== Exercise brief ==
Report back each line of the records that contains the string "Server".

== Recorded information ==
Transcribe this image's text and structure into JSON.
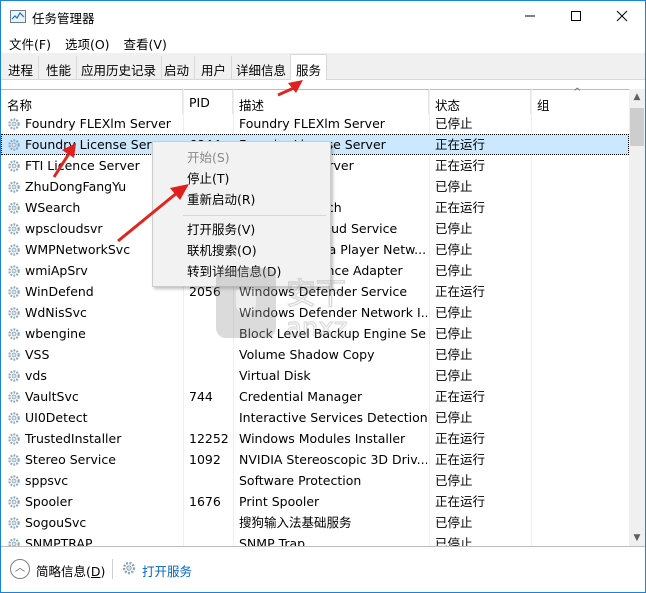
{
  "window": {
    "title": "任务管理器",
    "controls": {
      "minimize": "—",
      "maximize": "☐",
      "close": "✕"
    }
  },
  "menubar": {
    "items": [
      {
        "label": "文件(F)"
      },
      {
        "label": "选项(O)"
      },
      {
        "label": "查看(V)"
      }
    ]
  },
  "tabs": [
    {
      "label": "进程",
      "active": false
    },
    {
      "label": "性能",
      "active": false
    },
    {
      "label": "应用历史记录",
      "active": false
    },
    {
      "label": "启动",
      "active": false
    },
    {
      "label": "用户",
      "active": false
    },
    {
      "label": "详细信息",
      "active": false
    },
    {
      "label": "服务",
      "active": true
    }
  ],
  "table": {
    "columns": [
      {
        "key": "name",
        "label": "名称"
      },
      {
        "key": "pid",
        "label": "PID"
      },
      {
        "key": "desc",
        "label": "描述"
      },
      {
        "key": "status",
        "label": "状态"
      },
      {
        "key": "group",
        "label": "组"
      }
    ],
    "sort_indicator": "^",
    "rows": [
      {
        "name": "Foundry FLEXlm Server",
        "pid": "",
        "desc": "Foundry FLEXlm Server",
        "status": "已停止",
        "group": ""
      },
      {
        "name": "Foundry License Server",
        "pid": "6844",
        "desc": "Foundry License Server",
        "status": "正在运行",
        "group": "",
        "selected": true
      },
      {
        "name": "FTI Licence Server",
        "pid": "",
        "desc": "FTI Licence Server",
        "status": "正在运行",
        "group": ""
      },
      {
        "name": "ZhuDongFangYu",
        "pid": "",
        "desc": "",
        "status": "已停止",
        "group": ""
      },
      {
        "name": "WSearch",
        "pid": "",
        "desc": "Windows Search",
        "status": "正在运行",
        "group": ""
      },
      {
        "name": "wpscloudsvr",
        "pid": "",
        "desc": "WPS Office Cloud Service",
        "status": "已停止",
        "group": ""
      },
      {
        "name": "WMPNetworkSvc",
        "pid": "",
        "desc": "Windows Media Player Netw...",
        "status": "已停止",
        "group": ""
      },
      {
        "name": "wmiApSrv",
        "pid": "",
        "desc": "WMI Performance Adapter",
        "status": "已停止",
        "group": ""
      },
      {
        "name": "WinDefend",
        "pid": "2056",
        "desc": "Windows Defender Service",
        "status": "正在运行",
        "group": ""
      },
      {
        "name": "WdNisSvc",
        "pid": "",
        "desc": "Windows Defender Network I...",
        "status": "已停止",
        "group": ""
      },
      {
        "name": "wbengine",
        "pid": "",
        "desc": "Block Level Backup Engine Se...",
        "status": "已停止",
        "group": ""
      },
      {
        "name": "VSS",
        "pid": "",
        "desc": "Volume Shadow Copy",
        "status": "已停止",
        "group": ""
      },
      {
        "name": "vds",
        "pid": "",
        "desc": "Virtual Disk",
        "status": "已停止",
        "group": ""
      },
      {
        "name": "VaultSvc",
        "pid": "744",
        "desc": "Credential Manager",
        "status": "正在运行",
        "group": ""
      },
      {
        "name": "UI0Detect",
        "pid": "",
        "desc": "Interactive Services Detection",
        "status": "已停止",
        "group": ""
      },
      {
        "name": "TrustedInstaller",
        "pid": "12252",
        "desc": "Windows Modules Installer",
        "status": "正在运行",
        "group": ""
      },
      {
        "name": "Stereo Service",
        "pid": "1092",
        "desc": "NVIDIA Stereoscopic 3D Driv...",
        "status": "正在运行",
        "group": ""
      },
      {
        "name": "sppsvc",
        "pid": "",
        "desc": "Software Protection",
        "status": "已停止",
        "group": ""
      },
      {
        "name": "Spooler",
        "pid": "1676",
        "desc": "Print Spooler",
        "status": "正在运行",
        "group": ""
      },
      {
        "name": "SogouSvc",
        "pid": "",
        "desc": "搜狗输入法基础服务",
        "status": "已停止",
        "group": ""
      },
      {
        "name": "SNMPTRAP",
        "pid": "",
        "desc": "SNMP Trap",
        "status": "已停止",
        "group": ""
      }
    ]
  },
  "context_menu": {
    "items": [
      {
        "label": "开始(S)",
        "disabled": true
      },
      {
        "label": "停止(T)",
        "disabled": false
      },
      {
        "label": "重新启动(R)",
        "disabled": false
      },
      {
        "separator": true
      },
      {
        "label": "打开服务(V)",
        "disabled": false
      },
      {
        "label": "联机搜索(O)",
        "disabled": false
      },
      {
        "label": "转到详细信息(D)",
        "disabled": false
      }
    ]
  },
  "footer": {
    "fewer_details_label": "简略信息(",
    "fewer_details_accel": "D",
    "fewer_details_close": ")",
    "open_services_label": "打开服务"
  },
  "colors": {
    "selection": "#cce8ff",
    "window_border": "#1883d7",
    "link": "#0066cc",
    "annotation_arrow": "#e0201e"
  }
}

== Right answer ==
        "name": "Foundry FLEXlm Server",
        "desc": "Foundry FLEXlm Server",
        "name": "Foundry License Server",
        "desc": "Foundry License Server",
        "name": "FTI Licence Server",
        "desc": "FTI Licence Server",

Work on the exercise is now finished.